» EXERCISE: Copy out the entries below in full and exactly.

» RECORDS PROVIDED:
----------

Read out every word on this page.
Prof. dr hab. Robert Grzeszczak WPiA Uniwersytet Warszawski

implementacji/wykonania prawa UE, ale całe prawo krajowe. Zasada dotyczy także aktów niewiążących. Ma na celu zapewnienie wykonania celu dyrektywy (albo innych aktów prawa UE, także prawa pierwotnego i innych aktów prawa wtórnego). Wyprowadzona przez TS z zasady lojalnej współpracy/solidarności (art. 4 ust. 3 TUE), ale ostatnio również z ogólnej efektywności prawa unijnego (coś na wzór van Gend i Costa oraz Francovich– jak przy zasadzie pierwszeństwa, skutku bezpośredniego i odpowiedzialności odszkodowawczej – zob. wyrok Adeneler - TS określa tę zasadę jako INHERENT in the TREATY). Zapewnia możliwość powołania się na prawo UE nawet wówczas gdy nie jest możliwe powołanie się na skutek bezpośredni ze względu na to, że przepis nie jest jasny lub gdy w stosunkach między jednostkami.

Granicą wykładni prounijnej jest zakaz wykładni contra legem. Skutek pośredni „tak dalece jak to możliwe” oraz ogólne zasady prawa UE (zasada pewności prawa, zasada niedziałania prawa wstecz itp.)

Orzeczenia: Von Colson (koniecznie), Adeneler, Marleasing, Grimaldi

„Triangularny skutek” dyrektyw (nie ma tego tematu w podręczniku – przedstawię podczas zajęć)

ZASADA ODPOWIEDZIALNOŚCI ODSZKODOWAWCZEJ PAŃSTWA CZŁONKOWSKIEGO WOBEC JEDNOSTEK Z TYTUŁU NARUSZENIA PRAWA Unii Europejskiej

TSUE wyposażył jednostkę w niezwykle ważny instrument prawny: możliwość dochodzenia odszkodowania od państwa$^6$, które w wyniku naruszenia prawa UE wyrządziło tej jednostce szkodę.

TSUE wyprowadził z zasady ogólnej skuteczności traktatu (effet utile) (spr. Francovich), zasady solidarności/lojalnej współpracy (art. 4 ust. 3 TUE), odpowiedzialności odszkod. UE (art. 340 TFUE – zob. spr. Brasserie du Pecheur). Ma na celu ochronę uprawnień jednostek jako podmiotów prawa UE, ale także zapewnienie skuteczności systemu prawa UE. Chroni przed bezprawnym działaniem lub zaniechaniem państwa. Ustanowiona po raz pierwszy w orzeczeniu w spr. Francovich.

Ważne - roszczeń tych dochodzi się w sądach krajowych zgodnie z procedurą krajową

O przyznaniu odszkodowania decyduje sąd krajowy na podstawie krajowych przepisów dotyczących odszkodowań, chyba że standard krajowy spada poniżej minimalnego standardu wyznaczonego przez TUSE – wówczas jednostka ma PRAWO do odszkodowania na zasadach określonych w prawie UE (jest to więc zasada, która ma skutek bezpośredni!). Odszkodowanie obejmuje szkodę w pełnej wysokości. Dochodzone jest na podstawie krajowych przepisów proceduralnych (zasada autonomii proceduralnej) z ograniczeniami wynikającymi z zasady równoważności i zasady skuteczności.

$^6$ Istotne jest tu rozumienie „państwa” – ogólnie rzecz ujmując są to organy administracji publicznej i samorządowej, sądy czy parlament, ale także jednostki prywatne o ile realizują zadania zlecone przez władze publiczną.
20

----------

» RESPONSE:
Read out every word on this page.
Prof. dr hab. Robert Grzeszczak WPiA Uniwersytet Warszawski

implementacji/wykonania prawa UE, ale całe prawo krajowe. Zasada dotyczy także aktów niewiążących. Ma na celu zapewnienie wykonania celu dyrektywy (albo innych aktów prawa UE, także prawa pierwotnego i innych aktów prawa wtórnego). Wyprowadzona przez TS z zasady lojalnej współpracy/solidarności (art. 4 ust. 3 TUE), ale ostatnio również z ogólnej efektywności prawa unijnego (coś na wzór van Gend i Costa oraz Francovich– jak przy zasadzie pierwszeństwa, skutku bezpośredniego i odpowiedzialności odszkodowawczej – zob. wyrok Adeneler - TS określa tę zasadę jako INHERENT in the TREATY). Zapewnia możliwość powołania się na prawo UE nawet wówczas gdy nie jest możliwe powołanie się na skutek bezpośredni ze względu na to, że przepis nie jest jasny lub gdy w stosunkach między jednostkami.

Granicą wykładni prounijnej jest zakaz wykładni contra legem. Skutek pośredni „tak dalece jak to możliwe” oraz ogólne zasady prawa UE (zasada pewności prawa, zasada niedziałania prawa wstecz itp.)

Orzeczenia: Von Colson (koniecznie), Adeneler, Marleasing, Grimaldi

„Triangularny skutek” dyrektyw (nie ma tego tematu w podręczniku – przedstawię podczas zajęć)

ZASADA ODPOWIEDZIALNOŚCI ODSZKODOWAWCZEJ PAŃSTWA CZŁONKOWSKIEGO WOBEC JEDNOSTEK Z TYTUŁU NARUSZENIA PRAWA Unii Europejskiej

TSUE wyposażył jednostkę w niezwykle ważny instrument prawny: możliwość dochodzenia odszkodowania od państwa$^6$, które w wyniku naruszenia prawa UE wyrządziło tej jednostce szkodę.

TSUE wyprowadził z zasady ogólnej skuteczności traktatu (effet utile) (spr. Francovich), zasady solidarności/lojalnej współpracy (art. 4 ust. 3 TUE), odpowiedzialności odszkod. UE (art. 340 TFUE – zob. spr. Brasserie du Pecheur). Ma na celu ochronę uprawnień jednostek jako podmiotów prawa UE, ale także zapewnienie skuteczności systemu prawa UE. Chroni przed bezprawnym działaniem lub zaniechaniem państwa. Ustanowiona po raz pierwszy w orzeczeniu w spr. Francovich.

Ważne - roszczeń tych dochodzi się w sądach krajowych zgodnie z procedurą krajową

O przyznaniu odszkodowania decyduje sąd krajowy na podstawie krajowych przepisów dotyczących odszkodowań, chyba że standard krajowy spada poniżej minimalnego standardu wyznaczonego przez TUSE – wówczas jednostka ma PRAWO do odszkodowania na zasadach określonych w prawie UE (jest to więc zasada, która ma skutek bezpośredni!). Odszkodowanie obejmuje szkodę w pełnej wysokości. Dochodzone jest na podstawie krajowych przepisów proceduralnych (zasada autonomii proceduralnej) z ograniczeniami wynikającymi z zasady równoważności i zasady skuteczności.

$^6$ Istotne jest tu rozumienie „państwa” – ogólnie rzecz ujmując są to organy administracji publicznej i samorządowej, sądy czy parlament, ale także jednostki prywatne o ile realizują zadania zlecone przez władze publiczną.
20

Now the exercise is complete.